**Short problem**.
For each line in the data below that holds "определяют", return a copy.
-=-=-
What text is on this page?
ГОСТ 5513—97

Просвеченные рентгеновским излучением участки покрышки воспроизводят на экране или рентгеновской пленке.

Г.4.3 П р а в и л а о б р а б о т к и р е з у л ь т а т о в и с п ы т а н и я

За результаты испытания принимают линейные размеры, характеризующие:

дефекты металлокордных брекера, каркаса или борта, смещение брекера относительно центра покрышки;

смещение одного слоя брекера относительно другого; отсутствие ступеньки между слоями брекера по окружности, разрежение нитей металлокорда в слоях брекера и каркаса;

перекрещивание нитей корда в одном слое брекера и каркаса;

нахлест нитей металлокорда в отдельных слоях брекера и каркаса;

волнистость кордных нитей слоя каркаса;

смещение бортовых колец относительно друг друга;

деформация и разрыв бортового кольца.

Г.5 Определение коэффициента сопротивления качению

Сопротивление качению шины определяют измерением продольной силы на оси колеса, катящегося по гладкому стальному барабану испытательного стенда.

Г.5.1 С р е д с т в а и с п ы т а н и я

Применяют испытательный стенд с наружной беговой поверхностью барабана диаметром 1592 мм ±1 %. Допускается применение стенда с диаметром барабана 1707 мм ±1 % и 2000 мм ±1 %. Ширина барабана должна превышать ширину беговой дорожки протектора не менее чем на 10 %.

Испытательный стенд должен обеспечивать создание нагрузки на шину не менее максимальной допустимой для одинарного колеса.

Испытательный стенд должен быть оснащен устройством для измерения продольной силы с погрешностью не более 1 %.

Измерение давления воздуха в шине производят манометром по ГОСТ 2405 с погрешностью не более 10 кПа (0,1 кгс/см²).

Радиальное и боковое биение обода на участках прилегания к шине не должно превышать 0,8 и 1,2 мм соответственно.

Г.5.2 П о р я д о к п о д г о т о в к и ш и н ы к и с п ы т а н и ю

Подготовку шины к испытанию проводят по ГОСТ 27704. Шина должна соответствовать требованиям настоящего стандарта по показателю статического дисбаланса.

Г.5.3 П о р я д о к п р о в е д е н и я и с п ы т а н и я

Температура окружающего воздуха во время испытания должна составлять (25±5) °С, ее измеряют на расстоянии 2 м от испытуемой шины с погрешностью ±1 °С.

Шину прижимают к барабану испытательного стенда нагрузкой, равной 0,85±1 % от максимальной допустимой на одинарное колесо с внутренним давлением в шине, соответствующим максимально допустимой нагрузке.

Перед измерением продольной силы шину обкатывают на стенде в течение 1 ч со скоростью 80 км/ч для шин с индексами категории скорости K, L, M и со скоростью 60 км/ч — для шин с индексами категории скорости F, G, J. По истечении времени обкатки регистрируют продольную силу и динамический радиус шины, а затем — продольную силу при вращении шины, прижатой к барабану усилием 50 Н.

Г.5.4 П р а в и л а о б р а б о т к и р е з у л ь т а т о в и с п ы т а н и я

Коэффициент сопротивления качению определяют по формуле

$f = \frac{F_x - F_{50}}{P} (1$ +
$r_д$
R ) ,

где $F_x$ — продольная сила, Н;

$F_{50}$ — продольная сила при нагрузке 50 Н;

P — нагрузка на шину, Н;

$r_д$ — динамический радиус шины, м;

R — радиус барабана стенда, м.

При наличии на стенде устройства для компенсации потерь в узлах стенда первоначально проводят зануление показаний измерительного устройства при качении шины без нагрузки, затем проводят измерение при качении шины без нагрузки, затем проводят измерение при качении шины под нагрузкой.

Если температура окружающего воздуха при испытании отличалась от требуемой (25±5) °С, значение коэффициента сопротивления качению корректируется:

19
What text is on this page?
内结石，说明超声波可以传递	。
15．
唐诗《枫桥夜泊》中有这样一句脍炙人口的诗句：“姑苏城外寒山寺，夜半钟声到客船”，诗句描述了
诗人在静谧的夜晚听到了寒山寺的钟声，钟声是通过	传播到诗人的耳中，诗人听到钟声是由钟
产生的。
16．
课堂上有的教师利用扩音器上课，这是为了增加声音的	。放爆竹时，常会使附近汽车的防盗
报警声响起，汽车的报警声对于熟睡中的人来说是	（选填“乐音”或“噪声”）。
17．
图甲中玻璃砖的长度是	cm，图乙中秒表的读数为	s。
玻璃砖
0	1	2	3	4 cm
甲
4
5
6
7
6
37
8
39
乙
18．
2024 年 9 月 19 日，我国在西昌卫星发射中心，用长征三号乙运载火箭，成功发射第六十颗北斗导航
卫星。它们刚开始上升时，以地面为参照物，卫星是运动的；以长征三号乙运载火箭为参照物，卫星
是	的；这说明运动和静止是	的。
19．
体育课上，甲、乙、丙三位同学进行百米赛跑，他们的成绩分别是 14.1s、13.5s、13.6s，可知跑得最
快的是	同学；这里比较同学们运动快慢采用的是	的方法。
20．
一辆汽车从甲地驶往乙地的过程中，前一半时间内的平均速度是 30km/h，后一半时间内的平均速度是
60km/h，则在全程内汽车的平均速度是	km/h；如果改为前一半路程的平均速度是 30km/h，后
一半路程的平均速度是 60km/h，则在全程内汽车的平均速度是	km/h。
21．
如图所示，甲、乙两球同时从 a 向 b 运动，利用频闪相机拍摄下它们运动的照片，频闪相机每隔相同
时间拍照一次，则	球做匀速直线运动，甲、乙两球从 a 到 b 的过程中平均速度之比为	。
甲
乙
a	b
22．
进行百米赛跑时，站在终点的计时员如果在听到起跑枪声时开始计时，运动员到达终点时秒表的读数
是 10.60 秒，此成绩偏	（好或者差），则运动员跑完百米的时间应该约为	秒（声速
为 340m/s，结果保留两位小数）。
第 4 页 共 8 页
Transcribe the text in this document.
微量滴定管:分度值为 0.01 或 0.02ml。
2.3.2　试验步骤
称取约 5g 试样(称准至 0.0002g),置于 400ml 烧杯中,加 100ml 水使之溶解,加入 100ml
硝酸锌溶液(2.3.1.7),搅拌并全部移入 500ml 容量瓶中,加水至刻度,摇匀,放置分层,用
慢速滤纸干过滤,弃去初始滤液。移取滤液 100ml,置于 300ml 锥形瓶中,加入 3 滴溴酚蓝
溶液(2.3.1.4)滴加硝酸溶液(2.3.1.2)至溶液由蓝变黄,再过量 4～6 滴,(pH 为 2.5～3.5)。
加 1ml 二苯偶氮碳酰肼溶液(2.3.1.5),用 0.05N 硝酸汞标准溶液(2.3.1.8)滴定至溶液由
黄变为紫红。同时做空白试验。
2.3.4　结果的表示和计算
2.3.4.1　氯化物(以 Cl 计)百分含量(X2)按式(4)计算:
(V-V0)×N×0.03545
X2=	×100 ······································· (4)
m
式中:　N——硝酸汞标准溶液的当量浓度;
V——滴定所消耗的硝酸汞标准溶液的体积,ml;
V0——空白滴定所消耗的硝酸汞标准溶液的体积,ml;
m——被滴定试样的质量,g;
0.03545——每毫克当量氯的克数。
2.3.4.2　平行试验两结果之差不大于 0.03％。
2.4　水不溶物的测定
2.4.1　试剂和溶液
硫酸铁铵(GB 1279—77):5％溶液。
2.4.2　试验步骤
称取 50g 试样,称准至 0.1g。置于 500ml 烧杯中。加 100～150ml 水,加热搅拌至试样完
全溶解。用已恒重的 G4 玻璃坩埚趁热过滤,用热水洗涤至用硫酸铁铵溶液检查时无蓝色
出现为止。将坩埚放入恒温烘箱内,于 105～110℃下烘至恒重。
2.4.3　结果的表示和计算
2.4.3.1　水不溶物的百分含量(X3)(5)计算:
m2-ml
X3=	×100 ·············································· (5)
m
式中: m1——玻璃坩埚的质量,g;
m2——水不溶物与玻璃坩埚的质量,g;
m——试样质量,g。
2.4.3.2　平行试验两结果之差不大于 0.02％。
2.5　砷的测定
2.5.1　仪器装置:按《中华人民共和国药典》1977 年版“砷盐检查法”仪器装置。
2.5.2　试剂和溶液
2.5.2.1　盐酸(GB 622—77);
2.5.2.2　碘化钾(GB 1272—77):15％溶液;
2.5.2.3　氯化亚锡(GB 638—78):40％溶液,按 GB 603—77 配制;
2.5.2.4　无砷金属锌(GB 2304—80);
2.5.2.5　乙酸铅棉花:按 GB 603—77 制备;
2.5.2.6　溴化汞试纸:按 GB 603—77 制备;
-=-=-
**Expected answer**.
Сопротивление качению шины определяют измерением продольной силы на оси колеса, катящегося по гладкому стальному барабану испытательного стенда.
Коэффициент сопротивления качению определяют по формуле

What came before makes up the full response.